• _GIVEN REQUEST_: From the listing below, select every line where the word "screenshot" appears.

• _EXTRACTED INFORMATION_:
* start *

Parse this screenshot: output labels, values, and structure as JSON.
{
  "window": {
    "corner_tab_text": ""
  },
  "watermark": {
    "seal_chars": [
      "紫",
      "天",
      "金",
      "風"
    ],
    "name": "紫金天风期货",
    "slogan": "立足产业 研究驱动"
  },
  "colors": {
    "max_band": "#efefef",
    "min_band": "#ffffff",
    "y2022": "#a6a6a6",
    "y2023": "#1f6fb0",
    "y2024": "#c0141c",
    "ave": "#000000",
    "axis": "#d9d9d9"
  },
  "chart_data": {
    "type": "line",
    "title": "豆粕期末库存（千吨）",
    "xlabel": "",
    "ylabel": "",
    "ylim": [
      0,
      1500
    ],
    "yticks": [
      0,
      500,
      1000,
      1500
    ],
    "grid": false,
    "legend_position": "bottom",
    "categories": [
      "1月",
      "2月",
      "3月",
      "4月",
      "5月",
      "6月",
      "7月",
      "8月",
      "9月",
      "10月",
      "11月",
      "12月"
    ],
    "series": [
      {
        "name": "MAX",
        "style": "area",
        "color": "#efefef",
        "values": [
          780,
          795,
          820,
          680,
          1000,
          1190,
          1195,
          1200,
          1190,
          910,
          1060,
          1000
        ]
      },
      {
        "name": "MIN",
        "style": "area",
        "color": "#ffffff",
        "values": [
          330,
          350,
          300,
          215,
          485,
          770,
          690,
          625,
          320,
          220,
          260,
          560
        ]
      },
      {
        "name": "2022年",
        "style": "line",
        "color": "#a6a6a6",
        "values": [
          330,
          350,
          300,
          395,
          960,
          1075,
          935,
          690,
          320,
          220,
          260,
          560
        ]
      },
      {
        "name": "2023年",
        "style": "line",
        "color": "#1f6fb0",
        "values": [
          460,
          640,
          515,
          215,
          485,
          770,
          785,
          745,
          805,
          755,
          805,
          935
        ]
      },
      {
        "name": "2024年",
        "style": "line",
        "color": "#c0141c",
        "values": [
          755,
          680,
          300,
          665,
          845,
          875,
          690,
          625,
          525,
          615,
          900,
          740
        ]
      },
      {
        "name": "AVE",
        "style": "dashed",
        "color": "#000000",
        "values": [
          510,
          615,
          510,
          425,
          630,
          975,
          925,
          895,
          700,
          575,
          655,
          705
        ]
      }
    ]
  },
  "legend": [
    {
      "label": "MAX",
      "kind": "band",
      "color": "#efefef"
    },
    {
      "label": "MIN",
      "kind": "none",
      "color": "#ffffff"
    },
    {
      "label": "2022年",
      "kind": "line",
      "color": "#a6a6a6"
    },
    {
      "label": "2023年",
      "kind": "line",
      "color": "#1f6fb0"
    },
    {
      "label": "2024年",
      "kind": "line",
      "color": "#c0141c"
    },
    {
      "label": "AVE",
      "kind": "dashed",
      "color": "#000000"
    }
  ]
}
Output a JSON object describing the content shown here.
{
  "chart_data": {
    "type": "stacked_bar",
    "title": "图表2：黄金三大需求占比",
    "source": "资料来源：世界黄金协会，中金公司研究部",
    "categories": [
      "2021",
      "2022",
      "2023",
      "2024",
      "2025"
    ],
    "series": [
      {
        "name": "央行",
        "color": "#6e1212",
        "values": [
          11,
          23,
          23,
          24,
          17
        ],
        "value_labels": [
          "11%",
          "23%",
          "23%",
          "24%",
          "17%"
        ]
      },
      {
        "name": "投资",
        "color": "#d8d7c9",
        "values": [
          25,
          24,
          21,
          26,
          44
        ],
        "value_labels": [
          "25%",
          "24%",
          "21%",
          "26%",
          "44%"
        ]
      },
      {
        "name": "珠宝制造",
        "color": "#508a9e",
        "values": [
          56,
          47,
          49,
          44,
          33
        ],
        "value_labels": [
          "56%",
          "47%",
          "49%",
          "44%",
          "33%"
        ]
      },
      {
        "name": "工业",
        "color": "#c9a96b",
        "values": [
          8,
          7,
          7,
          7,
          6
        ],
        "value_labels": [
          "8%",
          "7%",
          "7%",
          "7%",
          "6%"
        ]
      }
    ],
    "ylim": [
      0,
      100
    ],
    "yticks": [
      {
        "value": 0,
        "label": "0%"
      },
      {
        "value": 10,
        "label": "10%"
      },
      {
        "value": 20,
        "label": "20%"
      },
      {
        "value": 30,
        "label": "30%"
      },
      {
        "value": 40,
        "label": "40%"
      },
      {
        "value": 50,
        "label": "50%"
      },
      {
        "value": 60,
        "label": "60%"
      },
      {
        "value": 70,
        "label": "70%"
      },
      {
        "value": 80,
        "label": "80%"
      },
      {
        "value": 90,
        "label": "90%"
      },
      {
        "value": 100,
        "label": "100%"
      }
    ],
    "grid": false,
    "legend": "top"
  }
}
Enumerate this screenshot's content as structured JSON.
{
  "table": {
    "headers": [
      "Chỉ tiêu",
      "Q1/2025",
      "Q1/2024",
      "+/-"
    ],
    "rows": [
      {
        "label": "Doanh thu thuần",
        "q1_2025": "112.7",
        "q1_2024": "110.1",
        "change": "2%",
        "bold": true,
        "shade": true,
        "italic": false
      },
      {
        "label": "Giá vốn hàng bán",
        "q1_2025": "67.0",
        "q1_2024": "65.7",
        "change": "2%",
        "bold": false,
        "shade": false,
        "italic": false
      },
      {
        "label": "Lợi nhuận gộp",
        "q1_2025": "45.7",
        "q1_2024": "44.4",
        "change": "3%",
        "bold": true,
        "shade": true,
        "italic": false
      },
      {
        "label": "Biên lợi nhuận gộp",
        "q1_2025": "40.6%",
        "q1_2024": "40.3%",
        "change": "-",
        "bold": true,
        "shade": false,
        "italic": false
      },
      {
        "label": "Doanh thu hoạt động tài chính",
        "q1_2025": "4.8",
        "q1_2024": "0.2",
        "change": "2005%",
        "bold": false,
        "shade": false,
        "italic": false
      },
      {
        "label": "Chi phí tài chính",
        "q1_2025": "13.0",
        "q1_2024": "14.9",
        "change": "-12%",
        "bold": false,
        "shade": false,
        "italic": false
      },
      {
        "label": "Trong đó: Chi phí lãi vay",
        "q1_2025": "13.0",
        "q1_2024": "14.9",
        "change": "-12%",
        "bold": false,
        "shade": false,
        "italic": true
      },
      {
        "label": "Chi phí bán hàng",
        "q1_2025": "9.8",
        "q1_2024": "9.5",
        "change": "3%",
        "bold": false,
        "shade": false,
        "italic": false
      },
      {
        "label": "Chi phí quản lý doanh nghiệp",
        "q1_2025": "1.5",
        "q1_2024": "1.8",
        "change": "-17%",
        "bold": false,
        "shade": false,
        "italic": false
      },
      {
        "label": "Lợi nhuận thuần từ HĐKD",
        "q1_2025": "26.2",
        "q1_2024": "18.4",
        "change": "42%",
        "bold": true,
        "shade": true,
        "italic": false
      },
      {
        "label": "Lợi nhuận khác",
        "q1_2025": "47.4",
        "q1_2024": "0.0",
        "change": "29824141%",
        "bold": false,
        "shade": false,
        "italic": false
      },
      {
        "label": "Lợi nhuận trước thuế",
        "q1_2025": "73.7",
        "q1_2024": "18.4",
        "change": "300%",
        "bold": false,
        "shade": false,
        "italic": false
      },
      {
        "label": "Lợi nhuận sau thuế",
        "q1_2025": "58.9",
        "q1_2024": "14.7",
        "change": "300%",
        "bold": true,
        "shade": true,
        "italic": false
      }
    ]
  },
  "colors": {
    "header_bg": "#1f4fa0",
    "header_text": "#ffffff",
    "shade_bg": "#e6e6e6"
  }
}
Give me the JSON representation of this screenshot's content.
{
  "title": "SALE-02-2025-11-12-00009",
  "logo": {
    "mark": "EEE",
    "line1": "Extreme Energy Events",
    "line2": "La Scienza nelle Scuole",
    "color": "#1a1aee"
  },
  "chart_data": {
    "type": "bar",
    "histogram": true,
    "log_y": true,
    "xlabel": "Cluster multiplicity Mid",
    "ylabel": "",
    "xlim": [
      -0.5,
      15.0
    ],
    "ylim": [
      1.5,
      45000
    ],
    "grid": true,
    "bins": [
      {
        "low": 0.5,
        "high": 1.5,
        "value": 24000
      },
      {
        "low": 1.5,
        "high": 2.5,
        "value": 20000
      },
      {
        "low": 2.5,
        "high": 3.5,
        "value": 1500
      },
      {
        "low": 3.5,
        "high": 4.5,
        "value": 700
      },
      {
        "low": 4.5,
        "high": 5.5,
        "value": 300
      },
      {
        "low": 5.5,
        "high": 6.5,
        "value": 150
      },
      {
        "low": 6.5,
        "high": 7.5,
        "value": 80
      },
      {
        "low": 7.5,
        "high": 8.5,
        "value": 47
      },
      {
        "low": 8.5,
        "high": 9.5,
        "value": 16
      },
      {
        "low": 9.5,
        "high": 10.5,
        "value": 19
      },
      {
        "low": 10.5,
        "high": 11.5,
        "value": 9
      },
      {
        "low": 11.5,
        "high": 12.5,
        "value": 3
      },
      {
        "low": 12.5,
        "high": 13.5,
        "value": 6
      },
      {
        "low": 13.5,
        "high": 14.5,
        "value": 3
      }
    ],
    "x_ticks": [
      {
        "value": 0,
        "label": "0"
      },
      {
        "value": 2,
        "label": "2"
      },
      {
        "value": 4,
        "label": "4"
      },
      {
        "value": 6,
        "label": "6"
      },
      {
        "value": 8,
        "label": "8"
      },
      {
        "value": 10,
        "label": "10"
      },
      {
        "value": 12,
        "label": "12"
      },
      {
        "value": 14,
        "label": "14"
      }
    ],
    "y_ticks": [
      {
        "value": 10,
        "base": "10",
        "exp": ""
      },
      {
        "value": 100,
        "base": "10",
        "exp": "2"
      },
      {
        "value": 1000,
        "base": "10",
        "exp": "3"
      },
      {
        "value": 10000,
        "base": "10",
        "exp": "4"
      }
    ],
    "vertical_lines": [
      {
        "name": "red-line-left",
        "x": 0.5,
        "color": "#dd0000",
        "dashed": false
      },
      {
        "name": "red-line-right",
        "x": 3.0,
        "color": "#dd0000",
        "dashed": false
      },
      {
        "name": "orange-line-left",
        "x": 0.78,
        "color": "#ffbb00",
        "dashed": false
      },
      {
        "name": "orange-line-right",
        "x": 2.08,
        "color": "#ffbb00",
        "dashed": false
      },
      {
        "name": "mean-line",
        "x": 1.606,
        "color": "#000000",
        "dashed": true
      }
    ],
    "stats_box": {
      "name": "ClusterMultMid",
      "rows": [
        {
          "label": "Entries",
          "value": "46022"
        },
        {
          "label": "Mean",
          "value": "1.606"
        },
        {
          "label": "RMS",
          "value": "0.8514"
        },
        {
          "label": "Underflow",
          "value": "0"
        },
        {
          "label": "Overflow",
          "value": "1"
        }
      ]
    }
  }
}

* end *

• _THE RESULT_:
Parse this screenshot: output labels, values, and structure as JSON.
Enumerate this screenshot's content as structured JSON.
Give me the JSON representation of this screenshot's content.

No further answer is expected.